(Texto de estudo):
Wagner da Silva
Braço do Norte

Após inaugurar a nova subestação para suprir o déficit de energia na região, a Cooperativa de Eletrificação de São Ludgero (Cegero) confirma um investimento superior a R$ 2,7 milhões para dobrar a capacidade de reserva. Para evitar um possível blecaute, a cooperativa dispensou mais de R$ 8 milhões na construção da subestação, feita em parceria com a Celesc.

Com a execução desta segunda etapa, a prestadora de serviço reforça o objetivo de garantir o fornecimento de energia com qualidade aos consumidores, com foco no desenvolvimento do município. O valor foi disponibilizado para a compra e instalação de mais um transformador e alguns acessórios.

Segundo o presidente da Cegero, Danilo Niehues, os investimentos não devem parar nisto. Ele antecipa que outros projetos serão implementados ainda neste ano. “Agora que já temos a subestação, a meta é investir em equipamentos para reserva e, com isso, reforçar e garantir o fornecimento de energia”, valoriza Danilo. Atualmente, a Cegero atende pouco mais de quatro mil consumidores.

Conforme o cronograma da cooperativa, o novo transformador deverá entrar em funcionamento até outubro deste ano. “Se o crescimento de demanda continuar na média observada nos últimos anos, teremos garantia de energia por mais duas décadas. Mas esta é uma projeção que depende exclusivamente da demanda. Além disso, com este segundo transformador temos tranquilidade técnica. Se um der problema, o outro consegue atender a demanda sem comprometer o abastecimento”, enfatiza Danilo.

Saiba mais
O engenheiro eletricista da Cooperativa de Eletrificação de São Ludgero (Cegero), Adriano Maurici, específica que o novo equipamento adquirido pela empresa trata-se de um transformador Toshiba de 138 kV, 20/26 MVA. O equipamento é similar ao da Weg, já instalado na primeira fase da obra. A previsão é que o sistema funcione com menos de 50% de sua real capacidade. “Não tínhamos nada de reserva. Se houvesse algum problema no atual transformador, o abastecimento ficava comprometido. Agora, ao menor sinal de falha, o segundo equipamento tem capacidade para trabalhar sozinho e garantir a distribuição”, detalha Adriano.

(Detalhes do problema):
Responda com base no texto sobre a subestação da Cegero:
1. Quanto a cooperativa gastou na construção da subestação?
2. Até quando o novo transformador deve entrar em funcionamento?
3. De que marca é o novo transformador e quais são suas especificações?

(Dados brutos):

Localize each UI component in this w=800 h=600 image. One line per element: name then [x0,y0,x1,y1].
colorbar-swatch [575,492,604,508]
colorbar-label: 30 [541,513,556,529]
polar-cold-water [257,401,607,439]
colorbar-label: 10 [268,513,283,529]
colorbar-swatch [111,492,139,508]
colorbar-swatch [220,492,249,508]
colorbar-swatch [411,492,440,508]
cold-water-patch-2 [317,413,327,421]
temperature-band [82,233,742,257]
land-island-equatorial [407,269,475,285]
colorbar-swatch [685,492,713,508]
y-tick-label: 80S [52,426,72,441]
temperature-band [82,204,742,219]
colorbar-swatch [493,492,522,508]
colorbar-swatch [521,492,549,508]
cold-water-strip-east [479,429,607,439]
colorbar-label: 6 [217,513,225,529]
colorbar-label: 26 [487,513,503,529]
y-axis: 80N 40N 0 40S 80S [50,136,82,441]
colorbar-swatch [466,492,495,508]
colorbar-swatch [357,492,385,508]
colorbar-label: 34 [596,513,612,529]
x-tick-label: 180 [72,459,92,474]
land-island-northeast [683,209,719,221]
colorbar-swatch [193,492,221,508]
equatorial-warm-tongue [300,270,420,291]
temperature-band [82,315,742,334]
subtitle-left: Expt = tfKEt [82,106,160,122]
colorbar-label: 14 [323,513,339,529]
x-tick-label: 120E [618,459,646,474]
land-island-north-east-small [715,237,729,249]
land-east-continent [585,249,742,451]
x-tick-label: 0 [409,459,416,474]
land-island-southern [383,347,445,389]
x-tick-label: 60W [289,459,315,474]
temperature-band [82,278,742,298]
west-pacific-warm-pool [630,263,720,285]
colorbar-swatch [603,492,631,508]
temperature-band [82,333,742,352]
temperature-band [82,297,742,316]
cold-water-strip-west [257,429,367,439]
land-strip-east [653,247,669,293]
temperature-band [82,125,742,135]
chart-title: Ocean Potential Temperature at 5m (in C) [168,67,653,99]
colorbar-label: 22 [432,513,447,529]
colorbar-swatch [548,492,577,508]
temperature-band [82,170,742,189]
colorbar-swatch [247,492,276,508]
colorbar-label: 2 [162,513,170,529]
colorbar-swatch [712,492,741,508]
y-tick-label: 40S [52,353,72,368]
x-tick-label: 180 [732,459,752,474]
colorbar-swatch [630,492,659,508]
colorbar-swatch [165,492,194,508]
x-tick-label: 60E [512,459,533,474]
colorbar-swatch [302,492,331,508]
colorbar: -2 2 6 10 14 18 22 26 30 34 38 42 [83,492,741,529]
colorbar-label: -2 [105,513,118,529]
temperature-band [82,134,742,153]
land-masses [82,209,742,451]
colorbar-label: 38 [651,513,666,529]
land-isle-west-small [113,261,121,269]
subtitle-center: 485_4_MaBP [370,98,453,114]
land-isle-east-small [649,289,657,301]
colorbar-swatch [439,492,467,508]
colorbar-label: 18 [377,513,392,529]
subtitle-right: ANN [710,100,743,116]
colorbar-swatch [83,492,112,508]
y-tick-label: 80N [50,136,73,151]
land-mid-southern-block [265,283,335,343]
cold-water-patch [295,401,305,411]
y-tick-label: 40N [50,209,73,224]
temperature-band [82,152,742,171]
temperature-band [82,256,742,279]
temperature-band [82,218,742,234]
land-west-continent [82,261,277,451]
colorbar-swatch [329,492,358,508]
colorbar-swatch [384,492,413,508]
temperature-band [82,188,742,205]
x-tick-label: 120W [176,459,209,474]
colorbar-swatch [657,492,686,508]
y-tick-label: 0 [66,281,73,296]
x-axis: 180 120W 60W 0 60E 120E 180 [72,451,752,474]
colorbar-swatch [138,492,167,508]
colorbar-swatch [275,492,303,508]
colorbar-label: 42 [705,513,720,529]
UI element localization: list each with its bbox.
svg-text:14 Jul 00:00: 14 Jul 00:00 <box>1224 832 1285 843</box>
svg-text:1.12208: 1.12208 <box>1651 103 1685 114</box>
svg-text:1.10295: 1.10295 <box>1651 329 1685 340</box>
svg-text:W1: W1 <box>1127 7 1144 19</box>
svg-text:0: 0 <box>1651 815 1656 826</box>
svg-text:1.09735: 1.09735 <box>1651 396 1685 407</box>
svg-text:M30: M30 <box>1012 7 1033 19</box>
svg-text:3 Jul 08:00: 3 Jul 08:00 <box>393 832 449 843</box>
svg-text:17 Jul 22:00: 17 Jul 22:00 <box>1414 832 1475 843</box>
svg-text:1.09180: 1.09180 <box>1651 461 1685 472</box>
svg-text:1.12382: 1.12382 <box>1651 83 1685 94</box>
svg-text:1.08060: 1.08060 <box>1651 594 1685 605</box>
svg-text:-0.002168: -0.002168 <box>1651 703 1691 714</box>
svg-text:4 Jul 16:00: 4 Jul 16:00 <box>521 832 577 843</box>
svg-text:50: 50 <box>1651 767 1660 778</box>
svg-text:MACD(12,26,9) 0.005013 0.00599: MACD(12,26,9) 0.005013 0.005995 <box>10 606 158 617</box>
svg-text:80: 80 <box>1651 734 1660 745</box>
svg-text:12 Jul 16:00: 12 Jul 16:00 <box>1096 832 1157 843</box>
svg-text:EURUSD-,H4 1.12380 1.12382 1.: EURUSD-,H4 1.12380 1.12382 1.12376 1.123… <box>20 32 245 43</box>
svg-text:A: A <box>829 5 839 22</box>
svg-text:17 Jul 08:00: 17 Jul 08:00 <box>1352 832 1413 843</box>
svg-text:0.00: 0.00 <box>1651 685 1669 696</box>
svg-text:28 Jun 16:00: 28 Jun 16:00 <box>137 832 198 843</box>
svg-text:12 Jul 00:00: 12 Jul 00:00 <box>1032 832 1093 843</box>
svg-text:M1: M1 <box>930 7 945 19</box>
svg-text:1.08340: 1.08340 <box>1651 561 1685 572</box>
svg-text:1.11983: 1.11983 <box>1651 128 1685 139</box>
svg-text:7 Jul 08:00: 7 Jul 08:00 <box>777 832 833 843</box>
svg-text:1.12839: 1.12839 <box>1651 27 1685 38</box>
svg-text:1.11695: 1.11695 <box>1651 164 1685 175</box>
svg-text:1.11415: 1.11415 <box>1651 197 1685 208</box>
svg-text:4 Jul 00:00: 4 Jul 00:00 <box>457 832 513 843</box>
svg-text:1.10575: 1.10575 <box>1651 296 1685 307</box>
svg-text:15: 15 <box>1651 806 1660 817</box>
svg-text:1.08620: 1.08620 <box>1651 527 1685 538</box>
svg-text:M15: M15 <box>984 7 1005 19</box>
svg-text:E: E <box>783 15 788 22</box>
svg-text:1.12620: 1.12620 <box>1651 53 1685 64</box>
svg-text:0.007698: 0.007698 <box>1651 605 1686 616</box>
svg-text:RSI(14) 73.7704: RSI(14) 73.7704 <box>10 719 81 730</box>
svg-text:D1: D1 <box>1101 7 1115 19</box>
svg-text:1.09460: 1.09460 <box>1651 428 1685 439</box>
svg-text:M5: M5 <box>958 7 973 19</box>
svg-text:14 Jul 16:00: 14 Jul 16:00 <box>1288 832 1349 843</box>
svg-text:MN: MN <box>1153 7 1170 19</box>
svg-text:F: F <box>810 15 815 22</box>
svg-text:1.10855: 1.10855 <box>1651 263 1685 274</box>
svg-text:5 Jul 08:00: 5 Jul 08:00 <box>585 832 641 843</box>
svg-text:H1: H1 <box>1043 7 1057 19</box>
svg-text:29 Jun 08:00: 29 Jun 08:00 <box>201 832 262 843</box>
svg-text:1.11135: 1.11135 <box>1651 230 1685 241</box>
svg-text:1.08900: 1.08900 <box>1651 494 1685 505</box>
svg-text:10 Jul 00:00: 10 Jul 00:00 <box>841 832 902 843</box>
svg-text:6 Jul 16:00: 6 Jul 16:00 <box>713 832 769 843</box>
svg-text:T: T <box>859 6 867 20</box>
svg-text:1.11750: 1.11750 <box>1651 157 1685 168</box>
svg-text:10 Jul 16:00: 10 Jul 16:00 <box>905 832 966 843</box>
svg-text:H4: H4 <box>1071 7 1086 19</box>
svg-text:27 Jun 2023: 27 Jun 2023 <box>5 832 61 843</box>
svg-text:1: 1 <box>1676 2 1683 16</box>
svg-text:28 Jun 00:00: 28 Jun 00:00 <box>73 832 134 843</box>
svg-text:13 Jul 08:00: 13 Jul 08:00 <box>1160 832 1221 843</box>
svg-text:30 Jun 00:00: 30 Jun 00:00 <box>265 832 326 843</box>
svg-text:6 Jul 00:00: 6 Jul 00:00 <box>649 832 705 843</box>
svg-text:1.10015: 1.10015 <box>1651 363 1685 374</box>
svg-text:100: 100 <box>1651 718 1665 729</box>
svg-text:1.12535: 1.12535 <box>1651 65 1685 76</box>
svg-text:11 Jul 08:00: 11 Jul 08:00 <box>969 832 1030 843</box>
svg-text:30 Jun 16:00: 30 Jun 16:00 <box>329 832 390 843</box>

(Resultado do exercício):
1. Mais de R$ 8 milhões.
2. Até outubro deste ano.
3. Toshiba, de 138 kV, 20/26 MVA.